* _YOUR OBJECTIVE_
Each entry is to be transcribed exactly, with nothing added or dropped.

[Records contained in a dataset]
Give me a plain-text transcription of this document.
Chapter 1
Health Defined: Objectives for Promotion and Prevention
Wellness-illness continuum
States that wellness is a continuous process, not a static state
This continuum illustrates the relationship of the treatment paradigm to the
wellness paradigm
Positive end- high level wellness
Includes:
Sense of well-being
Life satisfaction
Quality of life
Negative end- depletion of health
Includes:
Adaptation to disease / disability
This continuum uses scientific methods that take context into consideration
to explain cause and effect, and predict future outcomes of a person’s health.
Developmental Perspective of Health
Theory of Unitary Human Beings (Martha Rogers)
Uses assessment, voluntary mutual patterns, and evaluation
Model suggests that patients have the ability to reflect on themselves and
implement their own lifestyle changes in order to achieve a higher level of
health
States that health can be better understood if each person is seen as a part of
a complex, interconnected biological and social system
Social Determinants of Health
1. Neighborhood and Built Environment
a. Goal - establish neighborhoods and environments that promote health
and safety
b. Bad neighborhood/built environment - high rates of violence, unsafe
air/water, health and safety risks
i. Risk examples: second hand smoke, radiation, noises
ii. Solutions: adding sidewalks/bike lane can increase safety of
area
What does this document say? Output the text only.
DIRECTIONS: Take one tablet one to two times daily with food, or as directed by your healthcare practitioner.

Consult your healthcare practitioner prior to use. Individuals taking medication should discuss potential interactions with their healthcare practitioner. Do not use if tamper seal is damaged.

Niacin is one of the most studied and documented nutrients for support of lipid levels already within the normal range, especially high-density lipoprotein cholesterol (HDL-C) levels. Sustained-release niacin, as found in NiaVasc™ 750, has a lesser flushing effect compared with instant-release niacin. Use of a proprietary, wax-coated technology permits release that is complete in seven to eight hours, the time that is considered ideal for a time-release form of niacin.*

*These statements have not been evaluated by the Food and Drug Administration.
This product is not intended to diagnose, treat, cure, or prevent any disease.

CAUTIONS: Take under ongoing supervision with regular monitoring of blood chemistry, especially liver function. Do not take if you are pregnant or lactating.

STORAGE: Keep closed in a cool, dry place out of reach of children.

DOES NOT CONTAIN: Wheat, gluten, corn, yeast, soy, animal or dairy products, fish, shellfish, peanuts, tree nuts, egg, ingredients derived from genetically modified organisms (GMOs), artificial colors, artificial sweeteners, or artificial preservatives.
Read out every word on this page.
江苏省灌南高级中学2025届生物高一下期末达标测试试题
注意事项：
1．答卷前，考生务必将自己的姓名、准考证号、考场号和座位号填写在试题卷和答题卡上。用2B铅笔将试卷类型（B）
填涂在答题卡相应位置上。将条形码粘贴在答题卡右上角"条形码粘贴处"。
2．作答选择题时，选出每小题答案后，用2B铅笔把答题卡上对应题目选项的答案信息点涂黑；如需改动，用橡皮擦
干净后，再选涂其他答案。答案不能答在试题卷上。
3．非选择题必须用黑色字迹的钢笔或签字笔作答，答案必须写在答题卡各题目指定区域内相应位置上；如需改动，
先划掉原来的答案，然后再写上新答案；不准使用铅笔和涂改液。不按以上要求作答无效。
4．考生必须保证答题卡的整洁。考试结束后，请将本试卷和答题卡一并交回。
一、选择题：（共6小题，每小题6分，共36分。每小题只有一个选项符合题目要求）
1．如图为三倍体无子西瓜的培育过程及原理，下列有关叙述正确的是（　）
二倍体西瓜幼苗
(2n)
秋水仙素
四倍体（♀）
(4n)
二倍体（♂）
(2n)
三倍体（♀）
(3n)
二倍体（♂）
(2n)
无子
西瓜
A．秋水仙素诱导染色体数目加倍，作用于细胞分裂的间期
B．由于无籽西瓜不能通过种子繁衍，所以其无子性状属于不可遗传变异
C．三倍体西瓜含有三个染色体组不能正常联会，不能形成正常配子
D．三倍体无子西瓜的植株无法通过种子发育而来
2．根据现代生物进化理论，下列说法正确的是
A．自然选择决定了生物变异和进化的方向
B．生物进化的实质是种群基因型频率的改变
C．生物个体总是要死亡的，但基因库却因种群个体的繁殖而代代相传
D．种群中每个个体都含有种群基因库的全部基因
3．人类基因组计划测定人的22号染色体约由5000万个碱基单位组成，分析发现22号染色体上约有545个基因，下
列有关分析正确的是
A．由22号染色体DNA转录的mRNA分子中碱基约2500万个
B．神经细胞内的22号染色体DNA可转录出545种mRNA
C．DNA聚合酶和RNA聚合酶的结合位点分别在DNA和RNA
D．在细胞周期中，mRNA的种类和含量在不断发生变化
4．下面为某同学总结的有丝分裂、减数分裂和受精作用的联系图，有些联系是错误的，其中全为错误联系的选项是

* _WORKED SOLUTION_
Give me a plain-text transcription of this document.
Chapter 1
Health Defined: Objectives for Promotion and Prevention
Wellness-illness continuum
States that wellness is a continuous process, not a static state
This continuum illustrates the relationship of the treatment paradigm to the
wellness paradigm
Positive end- high level wellness
Includes:
Sense of well-being
Life satisfaction
Quality of life
Negative end- depletion of health
Includes:
Adaptation to disease / disability
This continuum uses scientific methods that take context into consideration
to explain cause and effect, and predict future outcomes of a person’s health.
Developmental Perspective of Health
Theory of Unitary Human Beings (Martha Rogers)
Uses assessment, voluntary mutual patterns, and evaluation
Model suggests that patients have the ability to reflect on themselves and
implement their own lifestyle changes in order to achieve a higher level of
health
States that health can be better understood if each person is seen as a part of
a complex, interconnected biological and social system
Social Determinants of Health
1. Neighborhood and Built Environment
a. Goal - establish neighborhoods and environments that promote health
and safety
b. Bad neighborhood/built environment - high rates of violence, unsafe
air/water, health and safety risks
i. Risk examples: second hand smoke, radiation, noises
ii. Solutions: adding sidewalks/bike lane can increase safety of
area
What does this document say? Output the text only.
DIRECTIONS: Take one tablet one to two times daily with food, or as directed by your healthcare practitioner.

Consult your healthcare practitioner prior to use. Individuals taking medication should discuss potential interactions with their healthcare practitioner. Do not use if tamper seal is damaged.

Niacin is one of the most studied and documented nutrients for support of lipid levels already within the normal range, especially high-density lipoprotein cholesterol (HDL-C) levels. Sustained-release niacin, as found in NiaVasc™ 750, has a lesser flushing effect compared with instant-release niacin. Use of a proprietary, wax-coated technology permits release that is complete in seven to eight hours, the time that is considered ideal for a time-release form of niacin.*

*These statements have not been evaluated by the Food and Drug Administration.
This product is not intended to diagnose, treat, cure, or prevent any disease.

CAUTIONS: Take under ongoing supervision with regular monitoring of blood chemistry, especially liver function. Do not take if you are pregnant or lactating.

STORAGE: Keep closed in a cool, dry place out of reach of children.

DOES NOT CONTAIN: Wheat, gluten, corn, yeast, soy, animal or dairy products, fish, shellfish, peanuts, tree nuts, egg, ingredients derived from genetically modified organisms (GMOs), artificial colors, artificial sweeteners, or artificial preservatives.
Read out every word on this page.
江苏省灌南高级中学2025届生物高一下期末达标测试试题
注意事项：
1．答卷前，考生务必将自己的姓名、准考证号、考场号和座位号填写在试题卷和答题卡上。用2B铅笔将试卷类型（B）
填涂在答题卡相应位置上。将条形码粘贴在答题卡右上角"条形码粘贴处"。
2．作答选择题时，选出每小题答案后，用2B铅笔把答题卡上对应题目选项的答案信息点涂黑；如需改动，用橡皮擦
干净后，再选涂其他答案。答案不能答在试题卷上。
3．非选择题必须用黑色字迹的钢笔或签字笔作答，答案必须写在答题卡各题目指定区域内相应位置上；如需改动，
先划掉原来的答案，然后再写上新答案；不准使用铅笔和涂改液。不按以上要求作答无效。
4．考生必须保证答题卡的整洁。考试结束后，请将本试卷和答题卡一并交回。
一、选择题：（共6小题，每小题6分，共36分。每小题只有一个选项符合题目要求）
1．如图为三倍体无子西瓜的培育过程及原理，下列有关叙述正确的是（　）
二倍体西瓜幼苗
(2n)
秋水仙素
四倍体（♀）
(4n)
二倍体（♂）
(2n)
三倍体（♀）
(3n)
二倍体（♂）
(2n)
无子
西瓜
A．秋水仙素诱导染色体数目加倍，作用于细胞分裂的间期
B．由于无籽西瓜不能通过种子繁衍，所以其无子性状属于不可遗传变异
C．三倍体西瓜含有三个染色体组不能正常联会，不能形成正常配子
D．三倍体无子西瓜的植株无法通过种子发育而来
2．根据现代生物进化理论，下列说法正确的是
A．自然选择决定了生物变异和进化的方向
B．生物进化的实质是种群基因型频率的改变
C．生物个体总是要死亡的，但基因库却因种群个体的繁殖而代代相传
D．种群中每个个体都含有种群基因库的全部基因
3．人类基因组计划测定人的22号染色体约由5000万个碱基单位组成，分析发现22号染色体上约有545个基因，下
列有关分析正确的是
A．由22号染色体DNA转录的mRNA分子中碱基约2500万个
B．神经细胞内的22号染色体DNA可转录出545种mRNA
C．DNA聚合酶和RNA聚合酶的结合位点分别在DNA和RNA
D．在细胞周期中，mRNA的种类和含量在不断发生变化
4．下面为某同学总结的有丝分裂、减数分裂和受精作用的联系图，有些联系是错误的，其中全为错误联系的选项是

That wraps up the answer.